* **Consigna**:
Redacta la continuación del ensayo sobre Mansilla y Montesquiou en París, empezando después de su última oración.

---------- Documento ----------

Quince hipótesis sin orden cronológico

“En el Paraguay yo soñaba con combates diarios. Aquí, sueño con que los indios no vengan. Raciocinio como un jefe de policía.”
Lucio V. Mansilla al ministro
Gainza, abril 23 de 1869

 Por David Viñas

Proust, Montesquiou y Dreyfus
Entre la muerte de su primera mujer –”prima hermana embarazada urgente”– y su segundo casamiento, “amelcochado refugio” (recomendado por Roca), Mansilla vive su momento libertino en París. “Mi gran desquite.” Y si Eduardo VII es el modelo condescendiente de gran turista demorado en reemplazo de las presuntas virtudes victorianas, Robert Montesquiou no sólo llega a inspirar al Des Esseintes de A rebours y al Paon de Chanteclair sino –más notoriamente– al Charlus de En busca del tiempo perdido. Proust, entonces su discípulo servicial, lo hará aparecer entre duquesas del barrio de St. Germain, discusiones políticas y el humorismo grotesco del Tiempo recobrado.
En esa escenografía es situado Mansilla, fugazmente, de perfil y con un monóculo asimétrico. El general lo imita al barón, y el francés se deja seducir. Cabalgan juntos. También andan en bicicleta. Lucio Victorio le habla de los indios, de Rosas, de la guerra del Paraguay.
Félicité (1894) y Les hortensias bleus (1896), textos “exóticos y cosmopolitas” de Montesquiou, se inscriben en una correspondencia de rápido vaivén. Mansilla le regala al barón una piel de avestruz para que encuaderne un par de ejemplares de sus libros. Esa “divisa pampeana” se convierte en motivo para una carta exprés, agradecida y decorada con las enroscadas mayúsculas dibujadas por Montesquiou. Mansilla inesperadamente toma partido por Dreyfus y por Oscar Wilde; judíos y homosexuales humillados son temas episódicos e inquietantes para él. “Los comento pero sin abundar”, anota.
En el número de Caras y Caretas correspondiente al 25 de mayo de 1910, Montesquiou saluda al centenario de la Argentina exaltando especialmente la figura de Yturri, su amante tucumano (hay foto de los dos, de pie, mirando a cámara, sin desenvoltura).

---------- Sección de datos ----------

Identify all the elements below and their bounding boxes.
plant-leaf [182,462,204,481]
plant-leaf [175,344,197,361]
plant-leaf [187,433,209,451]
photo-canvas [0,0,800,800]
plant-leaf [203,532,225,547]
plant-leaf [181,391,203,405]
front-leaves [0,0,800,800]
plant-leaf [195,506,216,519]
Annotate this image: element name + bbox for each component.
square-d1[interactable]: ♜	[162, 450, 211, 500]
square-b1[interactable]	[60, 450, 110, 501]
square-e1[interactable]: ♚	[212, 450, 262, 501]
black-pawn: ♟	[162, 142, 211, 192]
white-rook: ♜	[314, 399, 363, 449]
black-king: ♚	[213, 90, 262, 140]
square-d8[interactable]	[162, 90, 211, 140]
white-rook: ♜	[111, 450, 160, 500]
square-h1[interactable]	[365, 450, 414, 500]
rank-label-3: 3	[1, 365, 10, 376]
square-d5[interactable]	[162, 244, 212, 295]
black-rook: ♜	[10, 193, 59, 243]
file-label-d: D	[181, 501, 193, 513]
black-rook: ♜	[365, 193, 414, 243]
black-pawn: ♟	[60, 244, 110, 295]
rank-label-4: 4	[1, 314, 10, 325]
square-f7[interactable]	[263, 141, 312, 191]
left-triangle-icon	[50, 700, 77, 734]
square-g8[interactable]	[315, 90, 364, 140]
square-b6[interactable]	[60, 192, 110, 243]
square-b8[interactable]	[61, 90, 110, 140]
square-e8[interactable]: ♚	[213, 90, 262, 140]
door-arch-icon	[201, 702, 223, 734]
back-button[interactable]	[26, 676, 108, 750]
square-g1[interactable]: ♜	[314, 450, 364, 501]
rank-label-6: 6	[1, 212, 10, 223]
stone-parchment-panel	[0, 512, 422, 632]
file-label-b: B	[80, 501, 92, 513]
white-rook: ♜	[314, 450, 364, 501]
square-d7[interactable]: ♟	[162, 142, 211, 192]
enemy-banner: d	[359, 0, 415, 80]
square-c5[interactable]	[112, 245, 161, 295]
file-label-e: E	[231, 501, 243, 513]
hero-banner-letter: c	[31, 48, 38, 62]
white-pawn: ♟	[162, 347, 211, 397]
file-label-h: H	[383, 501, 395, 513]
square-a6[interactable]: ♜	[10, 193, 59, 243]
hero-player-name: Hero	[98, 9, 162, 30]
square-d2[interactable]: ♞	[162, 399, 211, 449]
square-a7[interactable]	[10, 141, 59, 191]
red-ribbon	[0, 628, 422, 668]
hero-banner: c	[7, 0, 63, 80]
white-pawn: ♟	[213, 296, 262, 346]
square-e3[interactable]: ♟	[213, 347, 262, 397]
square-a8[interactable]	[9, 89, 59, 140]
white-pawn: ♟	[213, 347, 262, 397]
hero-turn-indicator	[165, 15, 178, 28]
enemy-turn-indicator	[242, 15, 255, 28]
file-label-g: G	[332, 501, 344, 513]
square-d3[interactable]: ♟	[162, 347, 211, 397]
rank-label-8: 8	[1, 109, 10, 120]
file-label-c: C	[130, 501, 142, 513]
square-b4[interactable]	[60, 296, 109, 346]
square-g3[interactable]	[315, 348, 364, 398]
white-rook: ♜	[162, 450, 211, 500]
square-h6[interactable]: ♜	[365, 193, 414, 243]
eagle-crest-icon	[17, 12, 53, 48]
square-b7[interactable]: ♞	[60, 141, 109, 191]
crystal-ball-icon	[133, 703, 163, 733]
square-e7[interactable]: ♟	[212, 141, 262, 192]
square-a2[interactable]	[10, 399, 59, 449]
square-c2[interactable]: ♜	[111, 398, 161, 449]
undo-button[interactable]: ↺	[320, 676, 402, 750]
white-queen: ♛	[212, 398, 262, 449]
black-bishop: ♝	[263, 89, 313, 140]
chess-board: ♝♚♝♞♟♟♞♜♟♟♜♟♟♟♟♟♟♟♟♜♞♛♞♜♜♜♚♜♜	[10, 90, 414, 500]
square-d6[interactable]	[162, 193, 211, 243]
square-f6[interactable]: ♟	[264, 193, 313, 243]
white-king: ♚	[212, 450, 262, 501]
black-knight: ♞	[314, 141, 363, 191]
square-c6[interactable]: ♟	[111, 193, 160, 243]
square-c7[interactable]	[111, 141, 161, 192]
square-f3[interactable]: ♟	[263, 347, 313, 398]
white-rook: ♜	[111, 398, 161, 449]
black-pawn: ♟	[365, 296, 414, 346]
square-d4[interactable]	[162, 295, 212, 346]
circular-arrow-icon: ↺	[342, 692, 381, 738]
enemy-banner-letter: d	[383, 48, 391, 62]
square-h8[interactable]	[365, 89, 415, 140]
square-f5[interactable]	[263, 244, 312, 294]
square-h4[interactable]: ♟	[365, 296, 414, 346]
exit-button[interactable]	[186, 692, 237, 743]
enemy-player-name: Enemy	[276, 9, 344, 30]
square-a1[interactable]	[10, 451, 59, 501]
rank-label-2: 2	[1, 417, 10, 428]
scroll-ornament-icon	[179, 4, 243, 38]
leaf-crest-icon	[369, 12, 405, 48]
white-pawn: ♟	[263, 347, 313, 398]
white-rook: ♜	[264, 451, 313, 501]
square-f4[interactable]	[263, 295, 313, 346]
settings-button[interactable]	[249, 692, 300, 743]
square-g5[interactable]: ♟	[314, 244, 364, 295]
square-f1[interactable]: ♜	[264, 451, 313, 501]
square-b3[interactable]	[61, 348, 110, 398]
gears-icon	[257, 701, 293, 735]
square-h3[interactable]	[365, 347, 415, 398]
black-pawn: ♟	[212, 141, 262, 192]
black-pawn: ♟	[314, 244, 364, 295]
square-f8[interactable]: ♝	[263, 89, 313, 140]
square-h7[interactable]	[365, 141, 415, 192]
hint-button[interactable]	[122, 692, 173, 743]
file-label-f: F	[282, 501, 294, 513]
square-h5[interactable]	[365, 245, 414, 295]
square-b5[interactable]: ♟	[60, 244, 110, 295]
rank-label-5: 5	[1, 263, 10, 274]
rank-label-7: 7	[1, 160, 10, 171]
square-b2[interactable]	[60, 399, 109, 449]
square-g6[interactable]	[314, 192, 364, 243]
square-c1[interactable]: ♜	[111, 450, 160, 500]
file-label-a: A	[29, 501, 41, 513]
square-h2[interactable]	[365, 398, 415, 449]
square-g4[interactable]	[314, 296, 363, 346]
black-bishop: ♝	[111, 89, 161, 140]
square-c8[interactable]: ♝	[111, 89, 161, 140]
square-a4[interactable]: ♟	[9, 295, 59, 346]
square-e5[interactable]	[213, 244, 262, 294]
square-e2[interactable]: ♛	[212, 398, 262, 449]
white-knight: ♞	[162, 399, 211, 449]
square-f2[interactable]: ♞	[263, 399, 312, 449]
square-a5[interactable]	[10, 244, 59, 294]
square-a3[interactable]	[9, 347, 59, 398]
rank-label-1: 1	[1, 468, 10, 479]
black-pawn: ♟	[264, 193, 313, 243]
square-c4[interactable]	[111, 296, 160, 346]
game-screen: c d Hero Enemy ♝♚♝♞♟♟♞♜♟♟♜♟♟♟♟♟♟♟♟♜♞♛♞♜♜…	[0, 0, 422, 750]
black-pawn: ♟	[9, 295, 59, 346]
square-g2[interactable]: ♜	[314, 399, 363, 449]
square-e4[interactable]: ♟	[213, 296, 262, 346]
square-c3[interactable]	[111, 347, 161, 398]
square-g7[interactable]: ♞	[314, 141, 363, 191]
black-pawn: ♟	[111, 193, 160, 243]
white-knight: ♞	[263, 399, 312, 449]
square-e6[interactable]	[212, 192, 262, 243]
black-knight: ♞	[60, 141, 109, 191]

----------

* **Respuesta**:
El dandysmo
Como escribir, el dandysmo también es una afectación. Y a lo largo del siglo XIX, traza una secuencia de momentos sucesivos: el estilo de Brummel es distinto al de Gautier o al de Maurice Barrés. Así como el gesto provocativo de Mansilla se diferencia del ademán estrábico de Esteban Echeverría. Es que la entonación “diferenciadora” del autor de Una excursión a los indios ranqueles resulta predominantemente militar. Un dandysmo castrense. “Entonces.” Que si empezó a cultivarlo leyendo al Vigny de Grandezas y miserias, perfeccionó en las trincheras del Paraguay: kepi ladeado, caminar escorado y, fundamentalmente, desdén por los “civilacos” que no participaban en la guerra. Además de arrastrar el sable, dejándolo caer del tahalí, con un desgano análogo al aflojar el monóculo para que le colgara encima de las solapas.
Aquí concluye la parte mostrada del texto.